* Brief *
Look for "JSON" in the listing below. Gather each line that contains it.

***** Input material *****

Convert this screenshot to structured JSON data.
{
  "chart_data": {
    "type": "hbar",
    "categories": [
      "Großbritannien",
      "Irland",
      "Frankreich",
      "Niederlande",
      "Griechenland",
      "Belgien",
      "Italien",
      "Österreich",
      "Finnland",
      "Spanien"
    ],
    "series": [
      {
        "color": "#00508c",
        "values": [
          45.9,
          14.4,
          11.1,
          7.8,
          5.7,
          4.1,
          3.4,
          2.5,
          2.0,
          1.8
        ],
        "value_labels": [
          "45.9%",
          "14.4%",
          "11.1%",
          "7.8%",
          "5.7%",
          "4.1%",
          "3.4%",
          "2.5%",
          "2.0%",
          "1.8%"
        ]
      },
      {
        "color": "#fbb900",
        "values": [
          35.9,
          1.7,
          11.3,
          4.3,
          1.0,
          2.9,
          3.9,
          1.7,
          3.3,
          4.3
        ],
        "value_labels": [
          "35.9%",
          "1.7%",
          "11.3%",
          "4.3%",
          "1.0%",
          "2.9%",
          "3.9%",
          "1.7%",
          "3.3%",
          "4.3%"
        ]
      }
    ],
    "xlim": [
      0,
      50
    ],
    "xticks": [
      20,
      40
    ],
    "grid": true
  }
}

*****
***** Input material *****

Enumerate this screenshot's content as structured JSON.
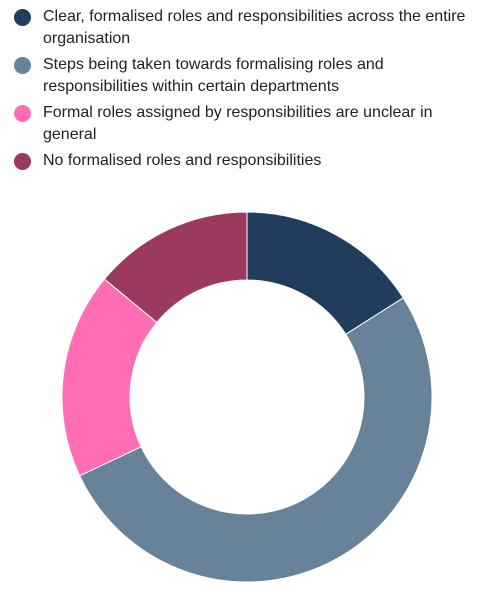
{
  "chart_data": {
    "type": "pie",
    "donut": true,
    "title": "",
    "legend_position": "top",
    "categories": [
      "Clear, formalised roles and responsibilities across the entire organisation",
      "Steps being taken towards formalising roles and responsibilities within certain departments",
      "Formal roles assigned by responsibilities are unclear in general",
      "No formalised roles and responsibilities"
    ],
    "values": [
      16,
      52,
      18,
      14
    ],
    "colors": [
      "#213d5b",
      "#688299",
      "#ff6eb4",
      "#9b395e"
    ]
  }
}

*****

* Full response *
Convert this screenshot to structured JSON data.
Enumerate this screenshot's content as structured JSON.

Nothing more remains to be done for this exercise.